Locate each line containing the string "Černému" and copy it out.

──────── Raw data ────────

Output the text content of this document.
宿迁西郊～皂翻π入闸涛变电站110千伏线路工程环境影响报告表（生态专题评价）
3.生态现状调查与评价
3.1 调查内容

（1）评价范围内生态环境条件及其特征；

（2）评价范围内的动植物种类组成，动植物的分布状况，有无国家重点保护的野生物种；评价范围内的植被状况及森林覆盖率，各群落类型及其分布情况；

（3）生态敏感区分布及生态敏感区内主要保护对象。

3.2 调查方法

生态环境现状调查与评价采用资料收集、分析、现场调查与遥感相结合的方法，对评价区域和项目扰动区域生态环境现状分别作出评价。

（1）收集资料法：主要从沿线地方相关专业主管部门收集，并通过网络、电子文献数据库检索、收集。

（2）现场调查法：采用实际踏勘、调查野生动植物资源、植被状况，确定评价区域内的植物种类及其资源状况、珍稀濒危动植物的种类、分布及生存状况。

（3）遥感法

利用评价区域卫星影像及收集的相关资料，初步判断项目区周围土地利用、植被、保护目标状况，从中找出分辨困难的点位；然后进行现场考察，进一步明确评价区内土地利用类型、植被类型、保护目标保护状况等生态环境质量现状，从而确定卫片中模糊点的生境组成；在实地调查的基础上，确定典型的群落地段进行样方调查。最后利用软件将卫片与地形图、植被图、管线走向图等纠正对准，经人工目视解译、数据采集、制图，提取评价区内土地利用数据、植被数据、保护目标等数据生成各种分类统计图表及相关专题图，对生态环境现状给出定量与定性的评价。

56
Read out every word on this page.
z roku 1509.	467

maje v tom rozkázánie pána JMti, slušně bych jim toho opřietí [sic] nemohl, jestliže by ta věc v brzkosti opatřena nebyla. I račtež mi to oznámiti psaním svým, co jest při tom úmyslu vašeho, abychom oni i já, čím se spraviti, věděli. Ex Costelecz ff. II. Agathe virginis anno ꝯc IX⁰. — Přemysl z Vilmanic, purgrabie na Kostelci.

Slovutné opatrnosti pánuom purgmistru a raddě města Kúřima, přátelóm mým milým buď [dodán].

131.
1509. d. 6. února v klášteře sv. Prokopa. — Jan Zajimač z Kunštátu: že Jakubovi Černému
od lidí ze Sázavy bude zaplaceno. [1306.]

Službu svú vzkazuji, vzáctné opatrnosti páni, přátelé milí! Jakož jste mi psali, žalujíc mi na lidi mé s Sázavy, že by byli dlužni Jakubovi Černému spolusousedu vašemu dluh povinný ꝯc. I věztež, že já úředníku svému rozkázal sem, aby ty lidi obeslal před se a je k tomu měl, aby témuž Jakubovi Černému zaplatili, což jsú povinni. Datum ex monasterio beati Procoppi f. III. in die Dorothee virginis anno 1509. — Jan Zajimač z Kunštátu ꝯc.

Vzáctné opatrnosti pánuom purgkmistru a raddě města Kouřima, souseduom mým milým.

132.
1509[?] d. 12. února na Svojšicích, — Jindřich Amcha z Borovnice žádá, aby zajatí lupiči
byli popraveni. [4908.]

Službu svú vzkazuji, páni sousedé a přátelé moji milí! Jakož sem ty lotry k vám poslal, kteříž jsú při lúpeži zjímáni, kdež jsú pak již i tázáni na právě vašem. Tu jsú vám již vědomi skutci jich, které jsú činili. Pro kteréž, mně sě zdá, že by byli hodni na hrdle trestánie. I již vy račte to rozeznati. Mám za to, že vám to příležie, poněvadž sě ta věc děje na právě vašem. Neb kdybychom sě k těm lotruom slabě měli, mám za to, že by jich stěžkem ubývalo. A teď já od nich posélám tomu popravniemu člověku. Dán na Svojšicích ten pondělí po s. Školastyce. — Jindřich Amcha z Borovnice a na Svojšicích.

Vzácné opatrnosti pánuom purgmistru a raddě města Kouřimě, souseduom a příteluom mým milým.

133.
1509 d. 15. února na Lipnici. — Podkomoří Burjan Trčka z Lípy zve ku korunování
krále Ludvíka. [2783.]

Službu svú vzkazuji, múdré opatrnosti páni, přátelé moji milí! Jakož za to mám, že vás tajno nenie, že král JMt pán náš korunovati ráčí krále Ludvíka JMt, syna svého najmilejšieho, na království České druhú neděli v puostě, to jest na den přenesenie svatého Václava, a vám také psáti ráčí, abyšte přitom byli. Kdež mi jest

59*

────────

• The response
1509. d. 6. února v klášteře sv. Prokopa. — Jan Zajimač z Kunštátu: že Jakubovi Černému
Službu svú vzkazuji, vzáctné opatrnosti páni, přátelé milí! Jakož jste mi psali, žalujíc mi na lidi mé s Sázavy, že by byli dlužni Jakubovi Černému spolusousedu vašemu dluh povinný ꝯc. I věztež, že já úředníku svému rozkázal sem, aby ty lidi obeslal před se a je k tomu měl, aby témuž Jakubovi Černému zaplatili, což jsú povinni. Datum ex monasterio beati Procoppi f. III. in die Dorothee virginis anno 1509. — Jan Zajimač z Kunštátu ꝯc.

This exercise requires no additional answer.